--- START ---
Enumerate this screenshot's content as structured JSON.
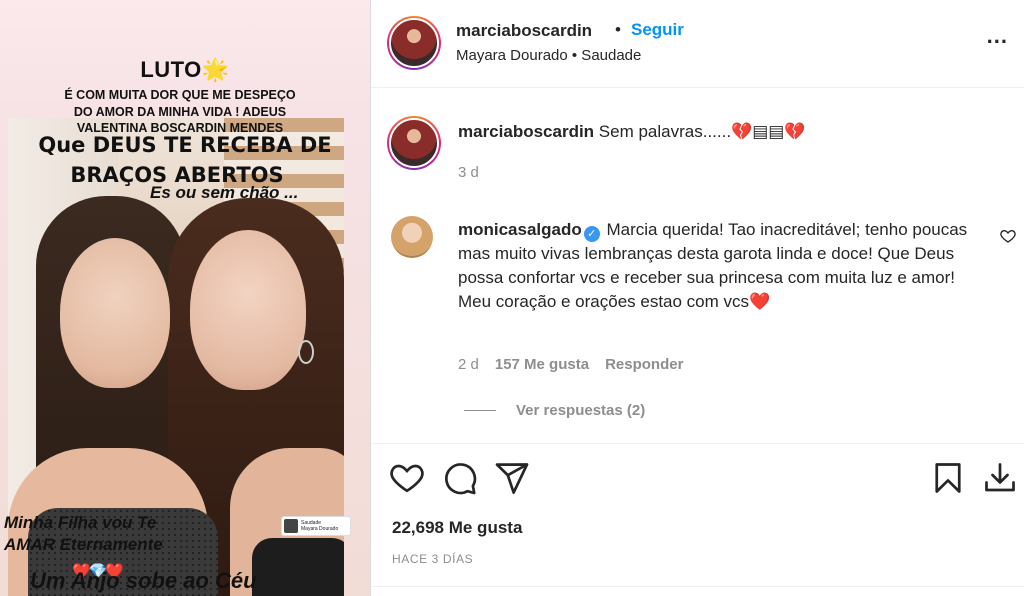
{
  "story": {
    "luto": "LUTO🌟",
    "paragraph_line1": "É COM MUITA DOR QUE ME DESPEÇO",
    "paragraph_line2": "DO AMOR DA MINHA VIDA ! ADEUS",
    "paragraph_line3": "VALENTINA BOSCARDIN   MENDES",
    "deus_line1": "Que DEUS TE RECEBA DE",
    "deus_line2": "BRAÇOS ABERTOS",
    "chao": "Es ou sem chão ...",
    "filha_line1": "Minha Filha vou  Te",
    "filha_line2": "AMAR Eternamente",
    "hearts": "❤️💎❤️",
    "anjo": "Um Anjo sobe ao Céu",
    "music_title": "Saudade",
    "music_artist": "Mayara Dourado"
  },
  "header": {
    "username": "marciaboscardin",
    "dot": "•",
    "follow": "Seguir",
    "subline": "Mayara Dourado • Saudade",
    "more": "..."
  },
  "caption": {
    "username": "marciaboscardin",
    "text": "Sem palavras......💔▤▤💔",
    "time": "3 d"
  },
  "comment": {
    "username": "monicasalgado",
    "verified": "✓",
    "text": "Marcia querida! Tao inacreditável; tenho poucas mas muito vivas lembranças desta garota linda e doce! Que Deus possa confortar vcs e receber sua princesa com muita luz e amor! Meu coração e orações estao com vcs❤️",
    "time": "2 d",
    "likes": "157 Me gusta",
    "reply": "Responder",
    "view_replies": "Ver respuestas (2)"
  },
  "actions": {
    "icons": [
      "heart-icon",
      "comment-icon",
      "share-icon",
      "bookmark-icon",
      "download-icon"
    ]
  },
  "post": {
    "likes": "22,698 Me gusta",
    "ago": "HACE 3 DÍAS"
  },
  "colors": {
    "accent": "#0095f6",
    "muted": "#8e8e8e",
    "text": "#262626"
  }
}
--- END ---
--- START ---
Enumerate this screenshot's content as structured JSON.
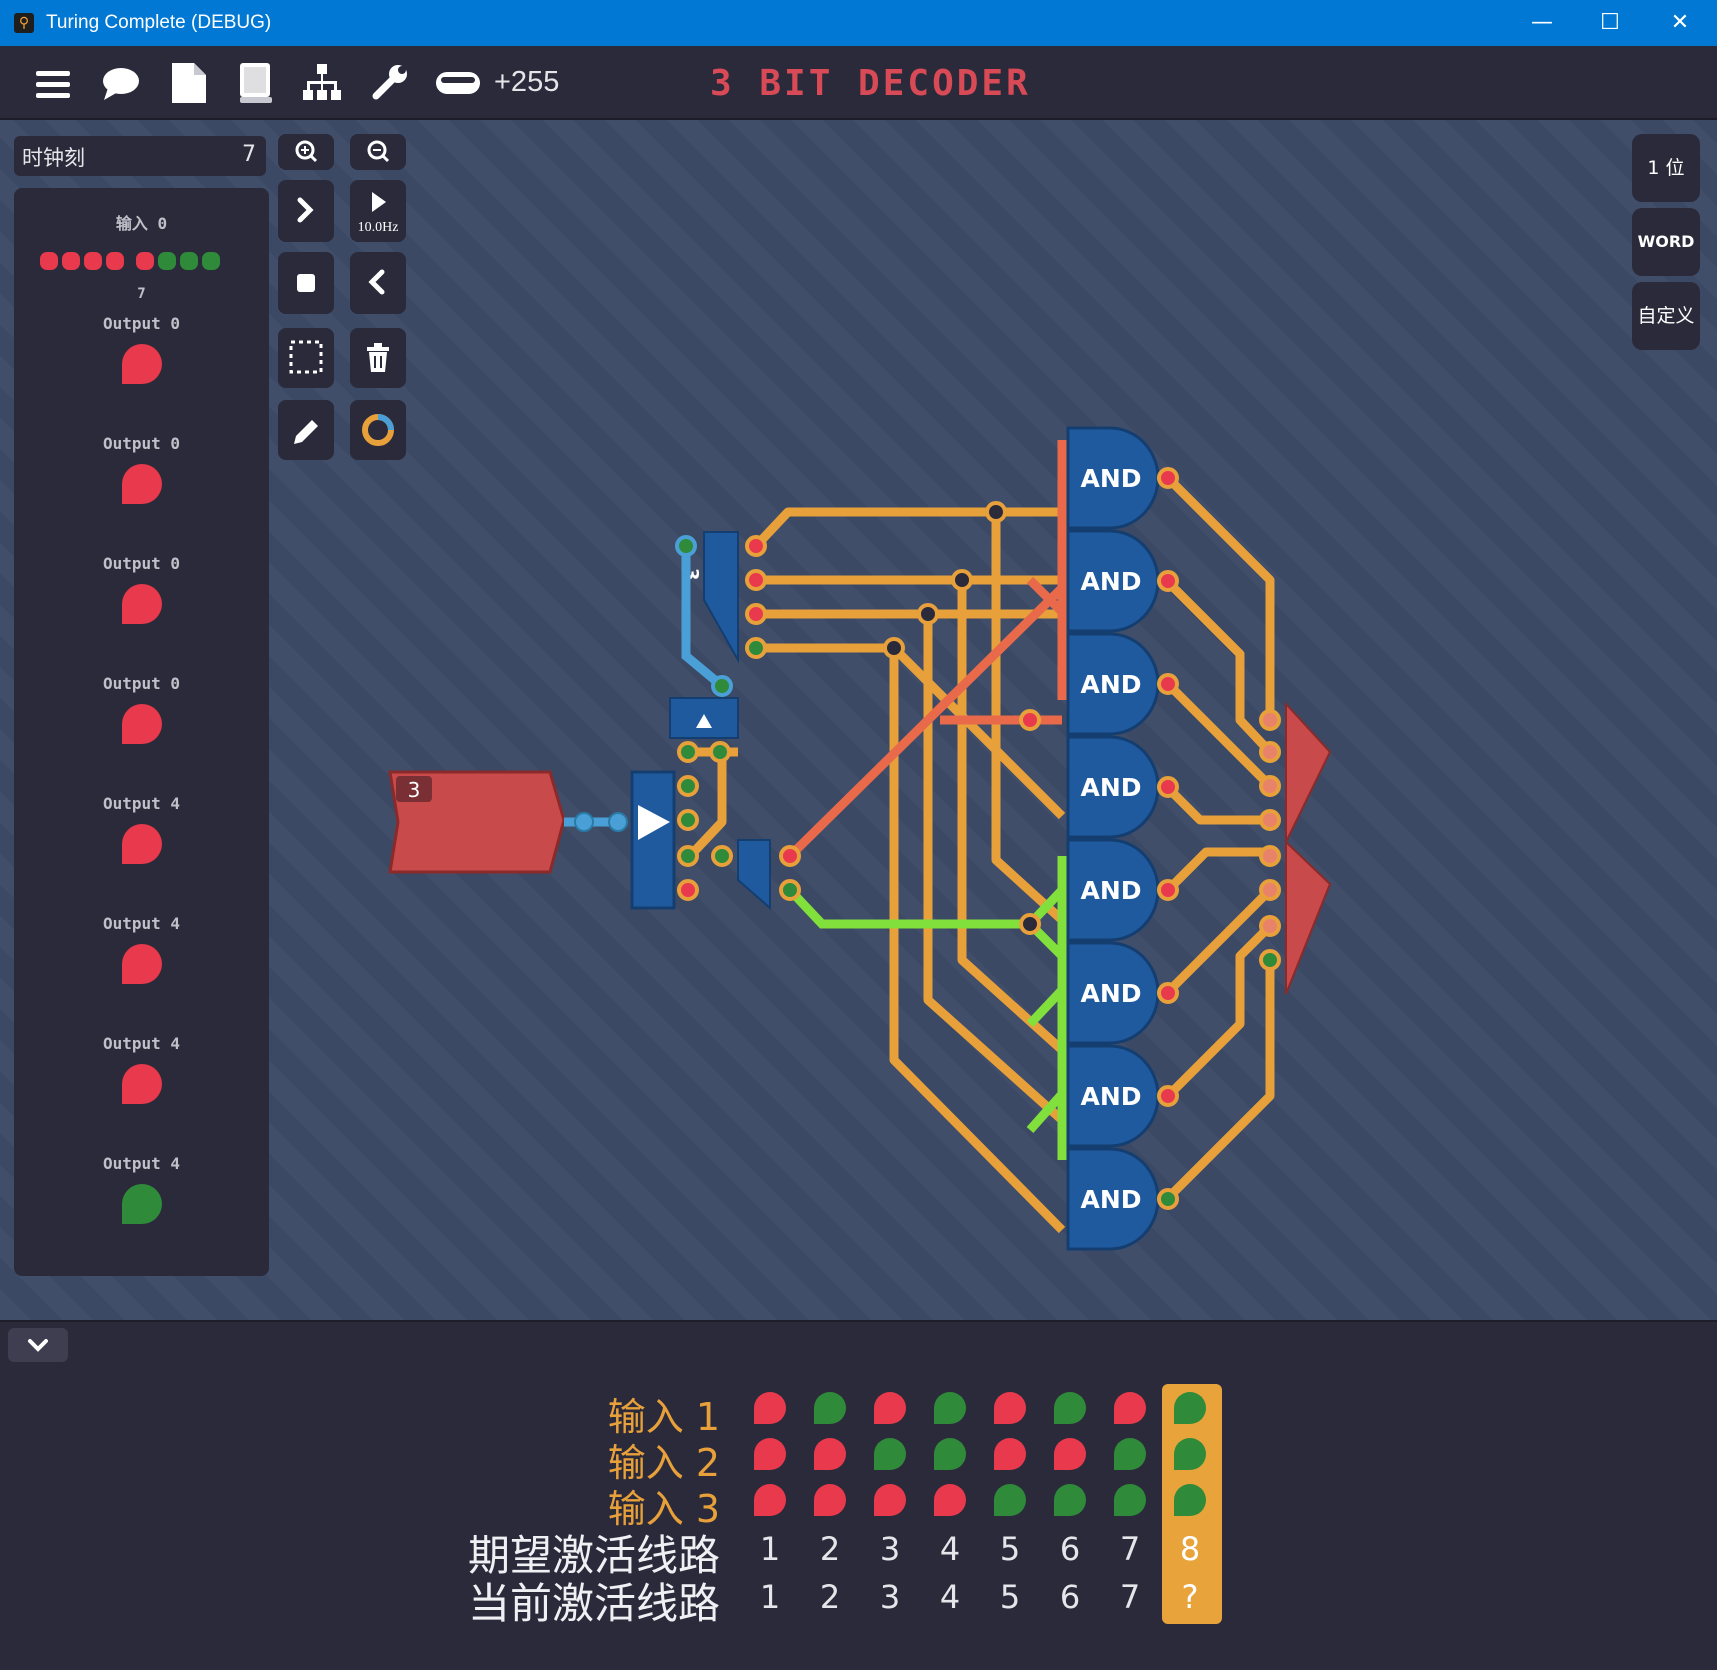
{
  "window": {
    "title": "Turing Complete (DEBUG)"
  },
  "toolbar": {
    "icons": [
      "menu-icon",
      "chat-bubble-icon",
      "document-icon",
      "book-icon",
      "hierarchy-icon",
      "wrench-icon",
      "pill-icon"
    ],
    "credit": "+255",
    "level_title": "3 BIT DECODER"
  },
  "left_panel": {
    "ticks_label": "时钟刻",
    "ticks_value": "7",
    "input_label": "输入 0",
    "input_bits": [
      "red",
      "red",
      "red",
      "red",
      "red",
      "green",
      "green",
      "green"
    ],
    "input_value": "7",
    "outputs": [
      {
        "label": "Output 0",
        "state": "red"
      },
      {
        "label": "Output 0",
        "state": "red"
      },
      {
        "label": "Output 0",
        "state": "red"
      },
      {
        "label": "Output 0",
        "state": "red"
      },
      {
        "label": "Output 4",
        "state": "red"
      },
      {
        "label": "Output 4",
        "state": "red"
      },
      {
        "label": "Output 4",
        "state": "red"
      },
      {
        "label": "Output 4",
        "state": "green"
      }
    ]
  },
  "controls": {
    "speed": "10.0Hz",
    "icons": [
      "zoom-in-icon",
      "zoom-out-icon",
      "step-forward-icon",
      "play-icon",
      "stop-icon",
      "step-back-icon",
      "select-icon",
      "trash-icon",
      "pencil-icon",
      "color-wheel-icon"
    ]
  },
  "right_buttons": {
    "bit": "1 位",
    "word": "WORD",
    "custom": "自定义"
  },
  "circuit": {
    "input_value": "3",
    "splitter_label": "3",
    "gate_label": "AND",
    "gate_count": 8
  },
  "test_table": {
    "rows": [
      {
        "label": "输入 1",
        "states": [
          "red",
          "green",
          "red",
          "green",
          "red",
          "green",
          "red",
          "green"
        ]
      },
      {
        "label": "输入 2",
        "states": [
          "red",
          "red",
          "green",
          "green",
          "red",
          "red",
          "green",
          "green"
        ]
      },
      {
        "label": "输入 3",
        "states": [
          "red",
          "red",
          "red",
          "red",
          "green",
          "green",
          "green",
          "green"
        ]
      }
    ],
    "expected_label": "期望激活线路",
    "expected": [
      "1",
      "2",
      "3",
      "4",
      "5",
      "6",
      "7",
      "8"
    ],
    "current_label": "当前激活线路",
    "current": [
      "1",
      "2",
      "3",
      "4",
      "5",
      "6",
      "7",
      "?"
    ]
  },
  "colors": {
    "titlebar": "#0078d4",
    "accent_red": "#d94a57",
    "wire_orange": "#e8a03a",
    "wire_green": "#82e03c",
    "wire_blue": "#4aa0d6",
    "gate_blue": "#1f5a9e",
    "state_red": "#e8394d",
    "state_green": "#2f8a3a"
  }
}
--- END ---
--- START ---
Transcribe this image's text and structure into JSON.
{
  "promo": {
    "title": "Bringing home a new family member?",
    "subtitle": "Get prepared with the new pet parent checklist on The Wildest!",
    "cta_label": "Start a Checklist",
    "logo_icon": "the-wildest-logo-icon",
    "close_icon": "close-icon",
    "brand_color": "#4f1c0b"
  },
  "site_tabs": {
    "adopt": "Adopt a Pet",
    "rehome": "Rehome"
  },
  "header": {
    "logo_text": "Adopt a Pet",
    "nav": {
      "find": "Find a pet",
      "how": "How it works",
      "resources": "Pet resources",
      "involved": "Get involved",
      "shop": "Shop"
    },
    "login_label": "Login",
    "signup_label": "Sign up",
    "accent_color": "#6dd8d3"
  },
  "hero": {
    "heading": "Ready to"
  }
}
--- END ---
**What is being asked:**
Give only the number of lines in the preceding material that contain the string "likes".

**The completed task:**
2